Dataset records:
- - -

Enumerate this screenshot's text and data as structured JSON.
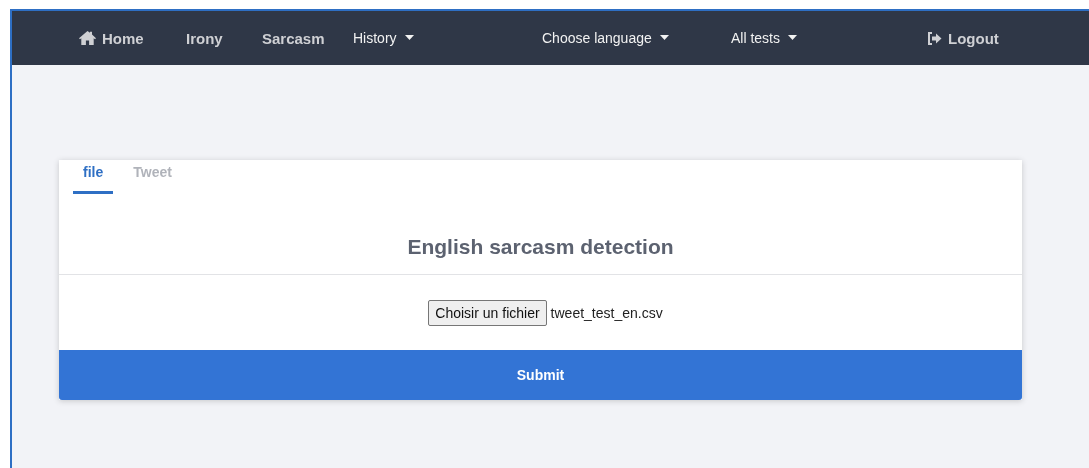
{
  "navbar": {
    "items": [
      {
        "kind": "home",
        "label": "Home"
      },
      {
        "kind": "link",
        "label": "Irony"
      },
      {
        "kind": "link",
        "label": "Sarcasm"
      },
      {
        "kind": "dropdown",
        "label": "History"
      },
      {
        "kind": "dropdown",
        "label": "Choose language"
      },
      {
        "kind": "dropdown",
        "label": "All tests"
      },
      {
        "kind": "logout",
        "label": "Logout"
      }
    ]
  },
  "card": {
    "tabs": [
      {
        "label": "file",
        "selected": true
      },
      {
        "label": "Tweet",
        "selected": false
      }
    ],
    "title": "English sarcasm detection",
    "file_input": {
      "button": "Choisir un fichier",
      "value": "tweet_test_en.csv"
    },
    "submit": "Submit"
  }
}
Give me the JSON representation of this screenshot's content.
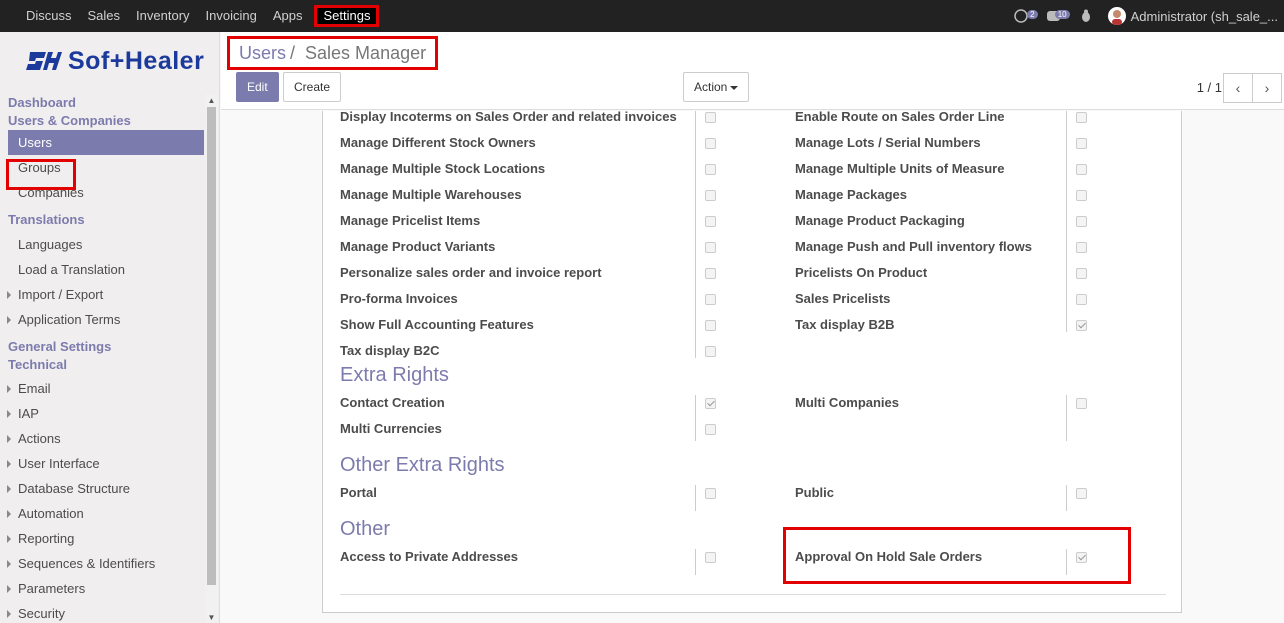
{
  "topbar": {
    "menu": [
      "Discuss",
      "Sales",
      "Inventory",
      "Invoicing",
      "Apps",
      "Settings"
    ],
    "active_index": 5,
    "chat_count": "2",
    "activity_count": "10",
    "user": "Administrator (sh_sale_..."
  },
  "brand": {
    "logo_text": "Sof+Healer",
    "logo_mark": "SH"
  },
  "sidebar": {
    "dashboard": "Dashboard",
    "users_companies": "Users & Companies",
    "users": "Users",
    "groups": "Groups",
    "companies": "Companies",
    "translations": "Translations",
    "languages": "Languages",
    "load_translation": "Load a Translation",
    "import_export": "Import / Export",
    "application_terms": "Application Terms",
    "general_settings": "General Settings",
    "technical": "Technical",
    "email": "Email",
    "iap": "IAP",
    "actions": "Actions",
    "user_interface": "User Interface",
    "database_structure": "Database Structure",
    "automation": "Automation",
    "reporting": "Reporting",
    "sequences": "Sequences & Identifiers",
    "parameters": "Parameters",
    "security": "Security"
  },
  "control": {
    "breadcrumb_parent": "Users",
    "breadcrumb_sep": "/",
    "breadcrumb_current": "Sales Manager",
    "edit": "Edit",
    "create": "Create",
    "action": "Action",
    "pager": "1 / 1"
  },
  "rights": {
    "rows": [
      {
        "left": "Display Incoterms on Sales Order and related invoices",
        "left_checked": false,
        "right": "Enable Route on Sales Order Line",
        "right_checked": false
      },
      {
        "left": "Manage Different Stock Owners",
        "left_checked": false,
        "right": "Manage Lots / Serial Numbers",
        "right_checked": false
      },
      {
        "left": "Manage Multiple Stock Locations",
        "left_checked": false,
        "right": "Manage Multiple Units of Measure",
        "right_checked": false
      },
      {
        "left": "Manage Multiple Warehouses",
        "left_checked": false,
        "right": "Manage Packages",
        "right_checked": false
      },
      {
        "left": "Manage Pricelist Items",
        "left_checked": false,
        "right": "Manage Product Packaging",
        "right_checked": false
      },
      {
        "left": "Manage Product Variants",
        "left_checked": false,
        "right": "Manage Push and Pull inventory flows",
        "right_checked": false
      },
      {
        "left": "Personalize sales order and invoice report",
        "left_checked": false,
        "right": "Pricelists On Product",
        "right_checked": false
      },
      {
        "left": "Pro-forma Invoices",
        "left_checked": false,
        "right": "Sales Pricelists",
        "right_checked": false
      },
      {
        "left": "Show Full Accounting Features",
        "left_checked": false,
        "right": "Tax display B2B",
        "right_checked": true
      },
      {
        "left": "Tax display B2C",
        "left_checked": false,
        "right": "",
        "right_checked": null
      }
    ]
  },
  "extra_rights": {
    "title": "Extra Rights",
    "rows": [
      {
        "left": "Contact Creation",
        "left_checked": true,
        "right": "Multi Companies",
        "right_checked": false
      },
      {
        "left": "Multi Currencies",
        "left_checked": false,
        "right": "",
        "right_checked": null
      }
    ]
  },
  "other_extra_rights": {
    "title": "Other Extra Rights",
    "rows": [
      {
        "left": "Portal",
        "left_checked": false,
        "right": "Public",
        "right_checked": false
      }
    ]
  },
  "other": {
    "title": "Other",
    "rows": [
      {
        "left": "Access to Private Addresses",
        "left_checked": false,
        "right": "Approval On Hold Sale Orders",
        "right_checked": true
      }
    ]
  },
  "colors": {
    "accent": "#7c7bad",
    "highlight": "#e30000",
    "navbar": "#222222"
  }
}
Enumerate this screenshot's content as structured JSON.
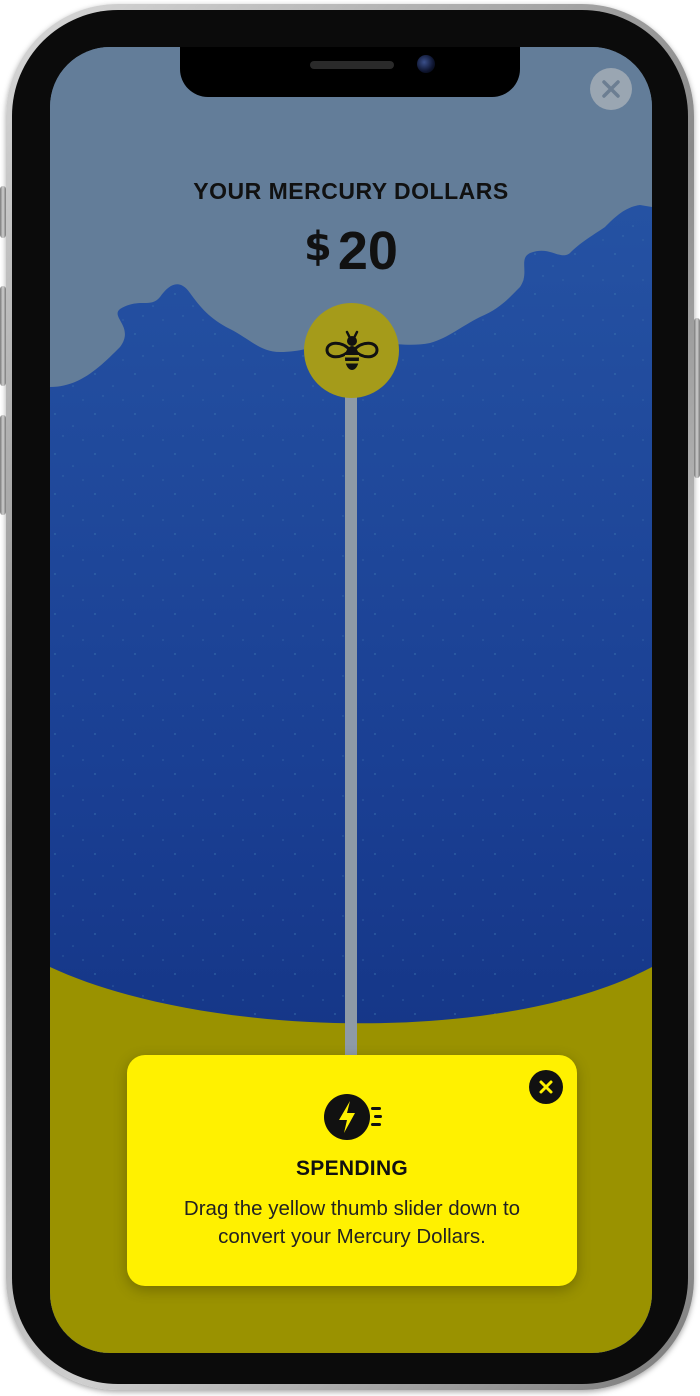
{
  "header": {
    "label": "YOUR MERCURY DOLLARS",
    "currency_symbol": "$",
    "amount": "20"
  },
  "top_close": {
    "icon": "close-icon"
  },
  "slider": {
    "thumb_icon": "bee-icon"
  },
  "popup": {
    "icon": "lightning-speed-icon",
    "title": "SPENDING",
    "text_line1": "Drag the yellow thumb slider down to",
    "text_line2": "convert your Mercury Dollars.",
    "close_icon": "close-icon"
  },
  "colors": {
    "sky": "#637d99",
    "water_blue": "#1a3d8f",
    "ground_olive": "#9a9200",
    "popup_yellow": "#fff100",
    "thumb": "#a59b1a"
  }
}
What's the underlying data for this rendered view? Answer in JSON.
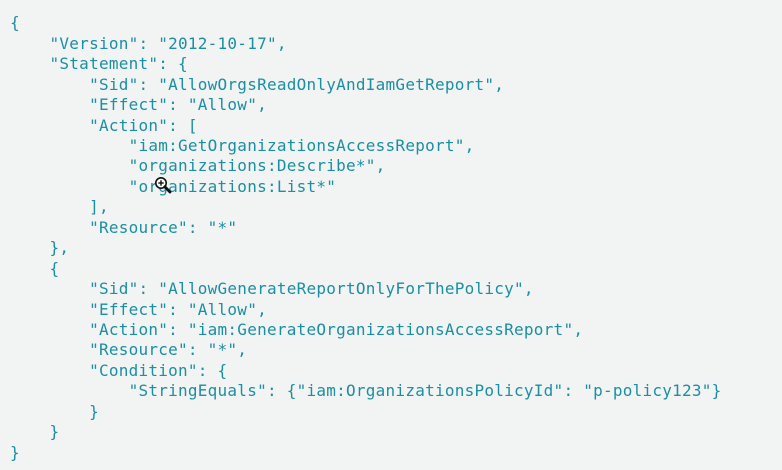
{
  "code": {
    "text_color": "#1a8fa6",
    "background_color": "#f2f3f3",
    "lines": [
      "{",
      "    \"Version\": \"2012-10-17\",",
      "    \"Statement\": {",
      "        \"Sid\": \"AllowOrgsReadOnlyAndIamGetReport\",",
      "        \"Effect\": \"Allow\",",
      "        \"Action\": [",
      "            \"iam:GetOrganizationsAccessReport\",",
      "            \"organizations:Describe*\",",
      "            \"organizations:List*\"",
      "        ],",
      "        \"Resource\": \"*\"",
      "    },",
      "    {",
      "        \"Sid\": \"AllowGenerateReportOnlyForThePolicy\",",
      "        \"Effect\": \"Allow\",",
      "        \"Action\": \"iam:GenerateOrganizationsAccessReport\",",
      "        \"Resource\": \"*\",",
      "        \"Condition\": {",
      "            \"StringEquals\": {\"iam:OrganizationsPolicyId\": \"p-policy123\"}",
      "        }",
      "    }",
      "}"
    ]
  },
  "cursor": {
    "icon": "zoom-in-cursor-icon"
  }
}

- - -

DIRECTIVE:
Set down the material exactly, every line of it, except for the pictures.

EXERCISE ANSWER:
Enumerate this screenshot's text and data as structured JSON.
{
  "navbar": {
    "items": [
      {
        "kind": "home",
        "label": "Home"
      },
      {
        "kind": "link",
        "label": "Irony"
      },
      {
        "kind": "link",
        "label": "Sarcasm"
      },
      {
        "kind": "dropdown",
        "label": "History"
      },
      {
        "kind": "dropdown",
        "label": "Choose language"
      },
      {
        "kind": "dropdown",
        "label": "All tests"
      },
      {
        "kind": "logout",
        "label": "Logout"
      }
    ]
  },
  "card": {
    "tabs": [
      {
        "label": "file",
        "selected": true
      },
      {
        "label": "Tweet",
        "selected": false
      }
    ],
    "title": "English sarcasm detection",
    "file_input": {
      "button": "Choisir un fichier",
      "value": "tweet_test_en.csv"
    },
    "submit": "Submit"
  }
}
Give me the JSON representation of this screenshot's content.
{
  "topbar": {
    "menu": [
      "Discuss",
      "Sales",
      "Inventory",
      "Invoicing",
      "Apps",
      "Settings"
    ],
    "active_index": 5,
    "chat_count": "2",
    "activity_count": "10",
    "user": "Administrator (sh_sale_..."
  },
  "brand": {
    "logo_text": "Sof+Healer",
    "logo_mark": "SH"
  },
  "sidebar": {
    "dashboard": "Dashboard",
    "users_companies": "Users & Companies",
    "users": "Users",
    "groups": "Groups",
    "companies": "Companies",
    "translations": "Translations",
    "languages": "Languages",
    "load_translation": "Load a Translation",
    "import_export": "Import / Export",
    "application_terms": "Application Terms",
    "general_settings": "General Settings",
    "technical": "Technical",
    "email": "Email",
    "iap": "IAP",
    "actions": "Actions",
    "user_interface": "User Interface",
    "database_structure": "Database Structure",
    "automation": "Automation",
    "reporting": "Reporting",
    "sequences": "Sequences & Identifiers",
    "parameters": "Parameters",
    "security": "Security"
  },
  "control": {
    "breadcrumb_parent": "Users",
    "breadcrumb_sep": "/",
    "breadcrumb_current": "Sales Manager",
    "edit": "Edit",
    "create": "Create",
    "action": "Action",
    "pager": "1 / 1"
  },
  "rights": {
    "rows": [
      {
        "left": "Display Incoterms on Sales Order and related invoices",
        "left_checked": false,
        "right": "Enable Route on Sales Order Line",
        "right_checked": false
      },
      {
        "left": "Manage Different Stock Owners",
        "left_checked": false,
        "right": "Manage Lots / Serial Numbers",
        "right_checked": false
      },
      {
        "left": "Manage Multiple Stock Locations",
        "left_checked": false,
        "right": "Manage Multiple Units of Measure",
        "right_checked": false
      },
      {
        "left": "Manage Multiple Warehouses",
        "left_checked": false,
        "right": "Manage Packages",
        "right_checked": false
      },
      {
        "left": "Manage Pricelist Items",
        "left_checked": false,
        "right": "Manage Product Packaging",
        "right_checked": false
      },
      {
        "left": "Manage Product Variants",
        "left_checked": false,
        "right": "Manage Push and Pull inventory flows",
        "right_checked": false
      },
      {
        "left": "Personalize sales order and invoice report",
        "left_checked": false,
        "right": "Pricelists On Product",
        "right_checked": false
      },
      {
        "left": "Pro-forma Invoices",
        "left_checked": false,
        "right": "Sales Pricelists",
        "right_checked": false
      },
      {
        "left": "Show Full Accounting Features",
        "left_checked": false,
        "right": "Tax display B2B",
        "right_checked": true
      },
      {
        "left": "Tax display B2C",
        "left_checked": false,
        "right": "",
        "right_checked": null
      }
    ]
  },
  "extra_rights": {
    "title": "Extra Rights",
    "rows": [
      {
        "left": "Contact Creation",
        "left_checked": true,
        "right": "Multi Companies",
        "right_checked": false
      },
      {
        "left": "Multi Currencies",
        "left_checked": false,
        "right": "",
        "right_checked": null
      }
    ]
  },
  "other_extra_rights": {
    "title": "Other Extra Rights",
    "rows": [
      {
        "left": "Portal",
        "left_checked": false,
        "right": "Public",
        "right_checked": false
      }
    ]
  },
  "other": {
    "title": "Other",
    "rows": [
      {
        "left": "Access to Private Addresses",
        "left_checked": false,
        "right": "Approval On Hold Sale Orders",
        "right_checked": true
      }
    ]
  },
  "colors": {
    "accent": "#7c7bad",
    "highlight": "#e30000",
    "navbar": "#222222"
  }
}
Enumerate this screenshot's content as structured JSON.
{
  "header": {
    "label": "YOUR MERCURY DOLLARS",
    "currency_symbol": "$",
    "amount": "20"
  },
  "top_close": {
    "icon": "close-icon"
  },
  "slider": {
    "thumb_icon": "bee-icon"
  },
  "popup": {
    "icon": "lightning-speed-icon",
    "title": "SPENDING",
    "text_line1": "Drag the yellow thumb slider down to",
    "text_line2": "convert your Mercury Dollars.",
    "close_icon": "close-icon"
  },
  "colors": {
    "sky": "#637d99",
    "water_blue": "#1a3d8f",
    "ground_olive": "#9a9200",
    "popup_yellow": "#fff100",
    "thumb": "#a59b1a"
  }
}
What's the underlying data for this rendered view? Answer in JSON.
{
  "code": {
    "text_color": "#1a8fa6",
    "background_color": "#f2f3f3",
    "lines": [
      "{",
      "    \"Version\": \"2012-10-17\",",
      "    \"Statement\": {",
      "        \"Sid\": \"AllowOrgsReadOnlyAndIamGetReport\",",
      "        \"Effect\": \"Allow\",",
      "        \"Action\": [",
      "            \"iam:GetOrganizationsAccessReport\",",
      "            \"organizations:Describe*\",",
      "            \"organizations:List*\"",
      "        ],",
      "        \"Resource\": \"*\"",
      "    },",
      "    {",
      "        \"Sid\": \"AllowGenerateReportOnlyForThePolicy\",",
      "        \"Effect\": \"Allow\",",
      "        \"Action\": \"iam:GenerateOrganizationsAccessReport\",",
      "        \"Resource\": \"*\",",
      "        \"Condition\": {",
      "            \"StringEquals\": {\"iam:OrganizationsPolicyId\": \"p-policy123\"}",
      "        }",
      "    }",
      "}"
    ]
  },
  "cursor": {
    "icon": "zoom-in-cursor-icon"
  }
}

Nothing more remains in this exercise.